Stored items
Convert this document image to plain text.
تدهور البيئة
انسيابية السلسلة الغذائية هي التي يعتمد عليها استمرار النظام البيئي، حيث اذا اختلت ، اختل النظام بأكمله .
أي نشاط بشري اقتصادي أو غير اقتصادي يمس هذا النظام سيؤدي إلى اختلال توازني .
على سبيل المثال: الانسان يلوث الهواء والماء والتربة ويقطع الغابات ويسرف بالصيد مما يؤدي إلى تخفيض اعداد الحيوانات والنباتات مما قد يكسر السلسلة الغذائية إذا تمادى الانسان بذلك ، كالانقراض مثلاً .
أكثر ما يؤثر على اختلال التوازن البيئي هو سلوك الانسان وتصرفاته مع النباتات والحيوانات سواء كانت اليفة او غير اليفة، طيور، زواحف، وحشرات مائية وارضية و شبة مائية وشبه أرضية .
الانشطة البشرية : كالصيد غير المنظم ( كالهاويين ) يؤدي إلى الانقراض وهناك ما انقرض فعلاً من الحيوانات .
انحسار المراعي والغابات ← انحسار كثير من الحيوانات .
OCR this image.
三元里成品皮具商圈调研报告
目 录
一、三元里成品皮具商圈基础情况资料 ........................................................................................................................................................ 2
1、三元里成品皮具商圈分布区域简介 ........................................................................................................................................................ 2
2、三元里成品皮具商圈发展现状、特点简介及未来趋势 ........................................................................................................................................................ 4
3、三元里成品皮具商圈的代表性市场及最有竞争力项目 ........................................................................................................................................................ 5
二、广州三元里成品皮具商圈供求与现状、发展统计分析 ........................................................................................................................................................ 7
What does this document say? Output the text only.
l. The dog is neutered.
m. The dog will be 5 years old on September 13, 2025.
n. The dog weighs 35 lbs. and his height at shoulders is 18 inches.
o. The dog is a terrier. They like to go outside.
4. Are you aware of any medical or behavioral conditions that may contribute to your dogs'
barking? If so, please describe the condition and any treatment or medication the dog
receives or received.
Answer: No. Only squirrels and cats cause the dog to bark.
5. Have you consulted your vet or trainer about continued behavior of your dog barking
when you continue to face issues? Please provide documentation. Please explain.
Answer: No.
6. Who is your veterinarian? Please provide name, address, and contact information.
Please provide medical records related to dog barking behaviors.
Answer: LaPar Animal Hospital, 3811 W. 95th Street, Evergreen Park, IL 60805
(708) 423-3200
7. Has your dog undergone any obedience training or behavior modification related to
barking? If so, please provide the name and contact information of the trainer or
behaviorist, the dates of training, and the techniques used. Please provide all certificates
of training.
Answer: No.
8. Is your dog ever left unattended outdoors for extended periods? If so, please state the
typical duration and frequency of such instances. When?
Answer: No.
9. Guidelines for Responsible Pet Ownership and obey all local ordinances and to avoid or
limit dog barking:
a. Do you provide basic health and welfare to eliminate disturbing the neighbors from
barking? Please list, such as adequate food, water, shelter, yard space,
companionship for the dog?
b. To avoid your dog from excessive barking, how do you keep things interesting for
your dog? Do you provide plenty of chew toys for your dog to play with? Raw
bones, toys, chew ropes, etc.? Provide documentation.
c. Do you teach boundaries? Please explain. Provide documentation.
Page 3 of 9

### Your goal
Every record should be repeated exactly; please leave none out.

### Finished answer
Convert this document image to plain text.
تدهور البيئة
انسيابية السلسلة الغذائية هي التي يعتمد عليها استمرار النظام البيئي، حيث اذا اختلت ، اختل النظام بأكمله .
أي نشاط بشري اقتصادي أو غير اقتصادي يمس هذا النظام سيؤدي إلى اختلال توازني .
على سبيل المثال: الانسان يلوث الهواء والماء والتربة ويقطع الغابات ويسرف بالصيد مما يؤدي إلى تخفيض اعداد الحيوانات والنباتات مما قد يكسر السلسلة الغذائية إذا تمادى الانسان بذلك ، كالانقراض مثلاً .
أكثر ما يؤثر على اختلال التوازن البيئي هو سلوك الانسان وتصرفاته مع النباتات والحيوانات سواء كانت اليفة او غير اليفة، طيور، زواحف، وحشرات مائية وارضية و شبة مائية وشبه أرضية .
الانشطة البشرية : كالصيد غير المنظم ( كالهاويين ) يؤدي إلى الانقراض وهناك ما انقرض فعلاً من الحيوانات .
انحسار المراعي والغابات ← انحسار كثير من الحيوانات .
OCR this image.
三元里成品皮具商圈调研报告
目 录
一、三元里成品皮具商圈基础情况资料 ........................................................................................................................................................ 2
1、三元里成品皮具商圈分布区域简介 ........................................................................................................................................................ 2
2、三元里成品皮具商圈发展现状、特点简介及未来趋势 ........................................................................................................................................................ 4
3、三元里成品皮具商圈的代表性市场及最有竞争力项目 ........................................................................................................................................................ 5
二、广州三元里成品皮具商圈供求与现状、发展统计分析 ........................................................................................................................................................ 7
What does this document say? Output the text only.
l. The dog is neutered.
m. The dog will be 5 years old on September 13, 2025.
n. The dog weighs 35 lbs. and his height at shoulders is 18 inches.
o. The dog is a terrier. They like to go outside.
4. Are you aware of any medical or behavioral conditions that may contribute to your dogs'
barking? If so, please describe the condition and any treatment or medication the dog
receives or received.
Answer: No. Only squirrels and cats cause the dog to bark.
5. Have you consulted your vet or trainer about continued behavior of your dog barking
when you continue to face issues? Please provide documentation. Please explain.
Answer: No.
6. Who is your veterinarian? Please provide name, address, and contact information.
Please provide medical records related to dog barking behaviors.
Answer: LaPar Animal Hospital, 3811 W. 95th Street, Evergreen Park, IL 60805
(708) 423-3200
7. Has your dog undergone any obedience training or behavior modification related to
barking? If so, please provide the name and contact information of the trainer or
behaviorist, the dates of training, and the techniques used. Please provide all certificates
of training.
Answer: No.
8. Is your dog ever left unattended outdoors for extended periods? If so, please state the
typical duration and frequency of such instances. When?
Answer: No.
9. Guidelines for Responsible Pet Ownership and obey all local ordinances and to avoid or
limit dog barking:
a. Do you provide basic health and welfare to eliminate disturbing the neighbors from
barking? Please list, such as adequate food, water, shelter, yard space,
companionship for the dog?
b. To avoid your dog from excessive barking, how do you keep things interesting for
your dog? Do you provide plenty of chew toys for your dog to play with? Raw
bones, toys, chew ropes, etc.? Provide documentation.
c. Do you teach boundaries? Please explain. Provide documentation.
Page 3 of 9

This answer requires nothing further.